Work required:
In the material below, list every line carrying the string "avatar".

Data supplied:
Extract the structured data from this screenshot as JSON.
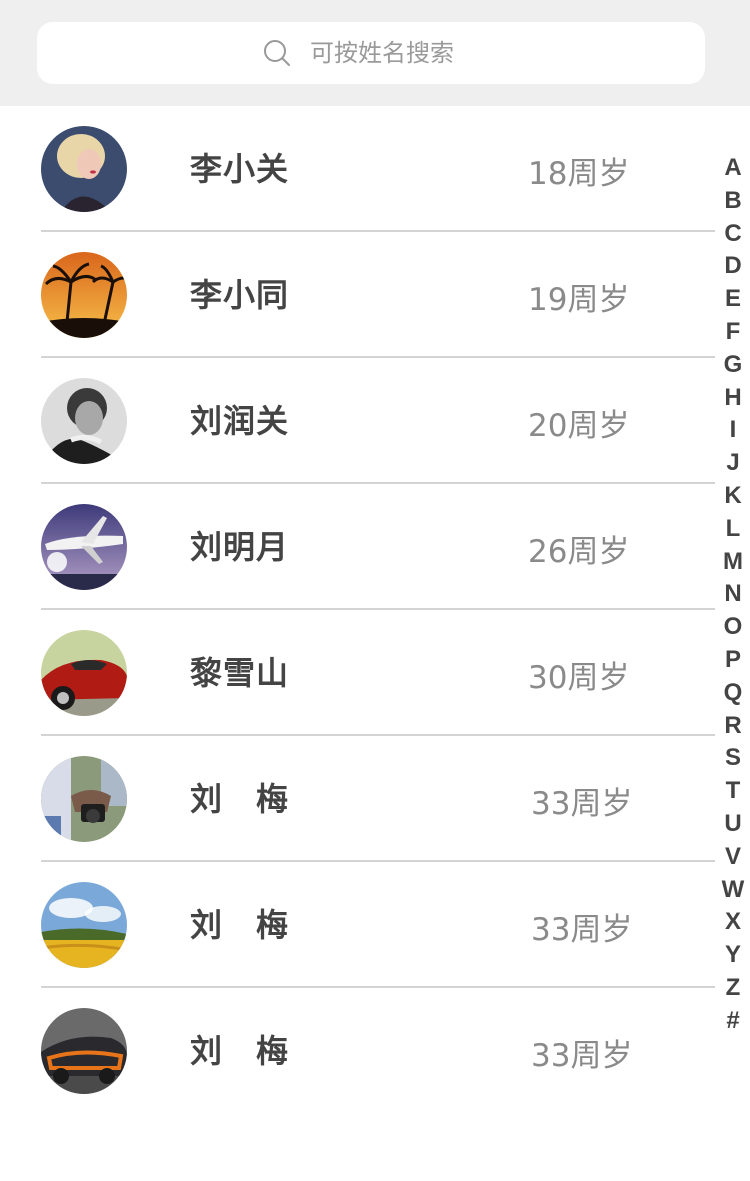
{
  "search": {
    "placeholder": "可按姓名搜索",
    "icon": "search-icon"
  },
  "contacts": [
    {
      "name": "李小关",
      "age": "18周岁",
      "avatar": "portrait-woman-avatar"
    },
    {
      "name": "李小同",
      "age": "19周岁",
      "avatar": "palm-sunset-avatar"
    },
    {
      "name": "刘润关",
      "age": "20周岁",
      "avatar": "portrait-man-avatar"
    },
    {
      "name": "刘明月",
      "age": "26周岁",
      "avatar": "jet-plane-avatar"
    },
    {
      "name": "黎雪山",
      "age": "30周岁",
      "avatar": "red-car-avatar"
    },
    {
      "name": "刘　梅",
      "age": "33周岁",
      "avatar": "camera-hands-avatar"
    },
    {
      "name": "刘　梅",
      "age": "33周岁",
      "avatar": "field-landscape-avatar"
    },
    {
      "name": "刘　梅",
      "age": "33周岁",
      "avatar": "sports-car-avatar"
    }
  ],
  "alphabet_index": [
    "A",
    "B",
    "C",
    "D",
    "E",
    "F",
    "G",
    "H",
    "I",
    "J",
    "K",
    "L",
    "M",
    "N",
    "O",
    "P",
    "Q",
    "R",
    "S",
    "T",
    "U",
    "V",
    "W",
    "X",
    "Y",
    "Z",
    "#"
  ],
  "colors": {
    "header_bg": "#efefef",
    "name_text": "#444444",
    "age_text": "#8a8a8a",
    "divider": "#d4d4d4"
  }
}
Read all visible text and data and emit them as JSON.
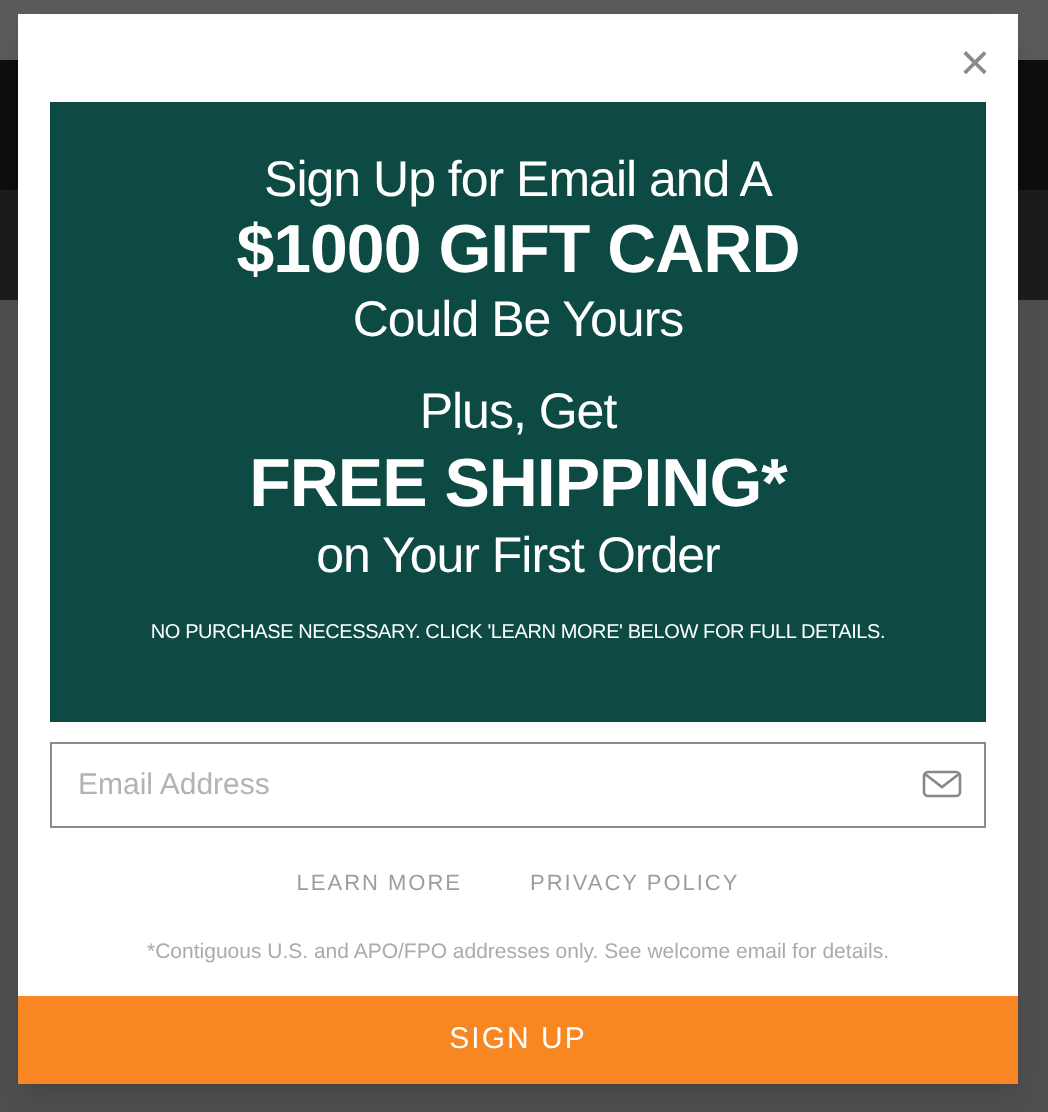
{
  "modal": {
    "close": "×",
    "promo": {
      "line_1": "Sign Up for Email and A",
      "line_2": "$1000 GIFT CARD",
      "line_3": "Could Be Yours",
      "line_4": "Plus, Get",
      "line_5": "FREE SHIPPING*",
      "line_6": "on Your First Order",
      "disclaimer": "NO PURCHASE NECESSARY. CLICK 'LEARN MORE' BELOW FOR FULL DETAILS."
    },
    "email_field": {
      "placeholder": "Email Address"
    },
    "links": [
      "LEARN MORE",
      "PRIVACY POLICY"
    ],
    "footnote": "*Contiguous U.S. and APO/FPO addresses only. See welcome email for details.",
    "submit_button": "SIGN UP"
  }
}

Solution to the exercise:
      "avatar": "portrait-woman-avatar"
      "avatar": "palm-sunset-avatar"
      "avatar": "portrait-man-avatar"
      "avatar": "jet-plane-avatar"
      "avatar": "red-car-avatar"
      "avatar": "camera-hands-avatar"
      "avatar": "field-landscape-avatar"
      "avatar": "sports-car-avatar"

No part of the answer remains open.